+++ Dataset

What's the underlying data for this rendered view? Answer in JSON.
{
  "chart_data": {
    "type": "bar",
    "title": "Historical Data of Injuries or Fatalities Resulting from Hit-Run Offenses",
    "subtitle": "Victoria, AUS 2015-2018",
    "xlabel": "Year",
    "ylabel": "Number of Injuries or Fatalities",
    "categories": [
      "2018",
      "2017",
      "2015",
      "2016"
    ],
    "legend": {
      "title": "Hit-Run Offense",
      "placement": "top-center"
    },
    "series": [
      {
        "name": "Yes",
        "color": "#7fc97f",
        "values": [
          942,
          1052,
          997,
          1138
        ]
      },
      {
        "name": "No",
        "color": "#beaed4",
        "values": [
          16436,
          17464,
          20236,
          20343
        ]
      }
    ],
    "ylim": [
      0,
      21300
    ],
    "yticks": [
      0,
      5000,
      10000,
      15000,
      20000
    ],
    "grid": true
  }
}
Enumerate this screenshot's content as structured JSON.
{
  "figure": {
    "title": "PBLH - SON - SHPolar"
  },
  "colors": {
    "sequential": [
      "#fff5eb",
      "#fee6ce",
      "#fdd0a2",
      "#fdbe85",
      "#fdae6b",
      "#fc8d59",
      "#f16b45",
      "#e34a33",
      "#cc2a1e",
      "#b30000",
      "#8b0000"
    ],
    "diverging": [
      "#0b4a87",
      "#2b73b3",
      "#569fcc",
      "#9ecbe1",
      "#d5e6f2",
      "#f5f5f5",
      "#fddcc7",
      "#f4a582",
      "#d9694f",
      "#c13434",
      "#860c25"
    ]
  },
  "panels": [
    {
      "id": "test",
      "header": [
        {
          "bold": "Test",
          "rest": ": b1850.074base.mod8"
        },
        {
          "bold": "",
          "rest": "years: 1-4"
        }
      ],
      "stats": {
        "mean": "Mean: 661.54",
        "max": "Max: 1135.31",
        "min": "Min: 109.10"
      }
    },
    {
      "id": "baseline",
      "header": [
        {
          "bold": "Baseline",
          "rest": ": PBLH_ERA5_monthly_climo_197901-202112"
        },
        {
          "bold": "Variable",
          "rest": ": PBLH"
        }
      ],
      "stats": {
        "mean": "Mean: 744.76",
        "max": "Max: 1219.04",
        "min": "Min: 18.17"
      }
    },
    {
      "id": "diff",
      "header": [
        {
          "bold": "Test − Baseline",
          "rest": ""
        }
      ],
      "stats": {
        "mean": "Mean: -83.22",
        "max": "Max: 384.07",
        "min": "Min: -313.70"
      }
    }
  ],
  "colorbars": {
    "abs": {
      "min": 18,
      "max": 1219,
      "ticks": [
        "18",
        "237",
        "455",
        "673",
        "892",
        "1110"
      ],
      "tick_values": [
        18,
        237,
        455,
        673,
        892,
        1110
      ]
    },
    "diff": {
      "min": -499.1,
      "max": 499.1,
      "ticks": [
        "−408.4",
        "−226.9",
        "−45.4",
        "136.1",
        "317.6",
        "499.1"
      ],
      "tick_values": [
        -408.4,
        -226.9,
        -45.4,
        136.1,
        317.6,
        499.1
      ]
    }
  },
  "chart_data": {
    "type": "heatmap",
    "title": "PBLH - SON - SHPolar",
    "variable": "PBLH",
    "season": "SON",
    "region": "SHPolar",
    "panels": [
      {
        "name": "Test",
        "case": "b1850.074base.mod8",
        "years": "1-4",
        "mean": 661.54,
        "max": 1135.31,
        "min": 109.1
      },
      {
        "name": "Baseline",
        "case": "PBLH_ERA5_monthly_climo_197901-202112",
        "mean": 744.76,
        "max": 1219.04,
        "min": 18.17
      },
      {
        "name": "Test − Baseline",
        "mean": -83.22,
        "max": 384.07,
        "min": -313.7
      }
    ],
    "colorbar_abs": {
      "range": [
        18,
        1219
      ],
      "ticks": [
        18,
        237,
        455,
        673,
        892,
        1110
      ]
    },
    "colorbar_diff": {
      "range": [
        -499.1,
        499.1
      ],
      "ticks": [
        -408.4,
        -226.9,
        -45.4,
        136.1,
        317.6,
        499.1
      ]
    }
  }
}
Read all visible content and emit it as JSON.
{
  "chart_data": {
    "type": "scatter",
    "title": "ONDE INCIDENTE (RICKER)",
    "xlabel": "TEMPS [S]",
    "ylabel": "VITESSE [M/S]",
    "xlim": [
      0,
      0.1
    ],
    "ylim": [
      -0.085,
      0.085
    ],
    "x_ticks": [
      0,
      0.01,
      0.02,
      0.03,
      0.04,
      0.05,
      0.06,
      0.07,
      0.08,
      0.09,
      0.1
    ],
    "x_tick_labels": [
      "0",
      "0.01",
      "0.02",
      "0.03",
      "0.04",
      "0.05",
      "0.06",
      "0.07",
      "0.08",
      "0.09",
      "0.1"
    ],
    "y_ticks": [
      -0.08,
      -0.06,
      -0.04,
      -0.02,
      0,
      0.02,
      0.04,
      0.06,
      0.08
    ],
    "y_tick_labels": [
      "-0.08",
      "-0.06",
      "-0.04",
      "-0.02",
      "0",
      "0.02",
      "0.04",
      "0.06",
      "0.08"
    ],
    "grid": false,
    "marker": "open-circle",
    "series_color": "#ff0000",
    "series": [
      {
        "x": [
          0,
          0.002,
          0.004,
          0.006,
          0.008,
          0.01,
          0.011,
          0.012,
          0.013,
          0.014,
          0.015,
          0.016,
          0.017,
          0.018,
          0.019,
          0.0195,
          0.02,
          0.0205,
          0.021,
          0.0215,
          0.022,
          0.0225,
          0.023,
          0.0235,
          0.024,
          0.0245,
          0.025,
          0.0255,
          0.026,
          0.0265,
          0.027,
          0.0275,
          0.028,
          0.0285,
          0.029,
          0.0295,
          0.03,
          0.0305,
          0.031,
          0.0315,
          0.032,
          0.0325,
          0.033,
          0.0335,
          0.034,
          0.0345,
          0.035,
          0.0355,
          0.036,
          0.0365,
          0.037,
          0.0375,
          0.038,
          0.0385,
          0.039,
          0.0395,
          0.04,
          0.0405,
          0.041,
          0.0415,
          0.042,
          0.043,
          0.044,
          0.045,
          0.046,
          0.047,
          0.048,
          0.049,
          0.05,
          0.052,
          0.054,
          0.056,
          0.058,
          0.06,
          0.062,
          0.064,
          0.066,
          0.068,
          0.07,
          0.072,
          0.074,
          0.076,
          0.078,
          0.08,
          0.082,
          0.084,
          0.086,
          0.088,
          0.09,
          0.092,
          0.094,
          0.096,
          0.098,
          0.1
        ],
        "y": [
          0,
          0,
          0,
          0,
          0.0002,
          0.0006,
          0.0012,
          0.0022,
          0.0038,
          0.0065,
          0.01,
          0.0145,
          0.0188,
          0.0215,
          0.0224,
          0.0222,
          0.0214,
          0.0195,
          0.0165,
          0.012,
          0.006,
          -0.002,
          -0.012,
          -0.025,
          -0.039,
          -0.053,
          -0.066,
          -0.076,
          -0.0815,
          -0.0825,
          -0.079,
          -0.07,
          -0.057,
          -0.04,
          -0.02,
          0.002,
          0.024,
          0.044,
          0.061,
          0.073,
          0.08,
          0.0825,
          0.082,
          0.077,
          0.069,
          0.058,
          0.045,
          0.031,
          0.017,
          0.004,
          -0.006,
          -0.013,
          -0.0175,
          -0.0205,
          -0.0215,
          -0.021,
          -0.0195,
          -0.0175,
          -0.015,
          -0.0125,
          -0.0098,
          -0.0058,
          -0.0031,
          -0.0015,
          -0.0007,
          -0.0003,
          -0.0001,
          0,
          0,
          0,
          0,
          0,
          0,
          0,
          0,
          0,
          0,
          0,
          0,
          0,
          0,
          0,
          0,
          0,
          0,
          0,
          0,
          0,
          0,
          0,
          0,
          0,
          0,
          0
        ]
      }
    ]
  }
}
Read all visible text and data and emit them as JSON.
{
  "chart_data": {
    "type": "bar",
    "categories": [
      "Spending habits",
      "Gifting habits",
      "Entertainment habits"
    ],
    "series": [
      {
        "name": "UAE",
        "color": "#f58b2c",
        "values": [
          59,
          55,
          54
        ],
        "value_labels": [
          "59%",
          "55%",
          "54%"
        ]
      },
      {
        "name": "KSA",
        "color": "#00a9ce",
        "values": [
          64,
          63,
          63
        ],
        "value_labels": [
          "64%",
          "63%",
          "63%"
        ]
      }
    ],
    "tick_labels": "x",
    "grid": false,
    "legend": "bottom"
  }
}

++++++

*Task details:* Return exactly the lines from the one containing "Read all visible text" through the last line of the records above, both included, and nothing else.

*The result:*
Read all visible text and data and emit them as JSON.
{
  "chart_data": {
    "type": "bar",
    "categories": [
      "Spending habits",
      "Gifting habits",
      "Entertainment habits"
    ],
    "series": [
      {
        "name": "UAE",
        "color": "#f58b2c",
        "values": [
          59,
          55,
          54
        ],
        "value_labels": [
          "59%",
          "55%",
          "54%"
        ]
      },
      {
        "name": "KSA",
        "color": "#00a9ce",
        "values": [
          64,
          63,
          63
        ],
        "value_labels": [
          "64%",
          "63%",
          "63%"
        ]
      }
    ],
    "tick_labels": "x",
    "grid": false,
    "legend": "bottom"
  }
}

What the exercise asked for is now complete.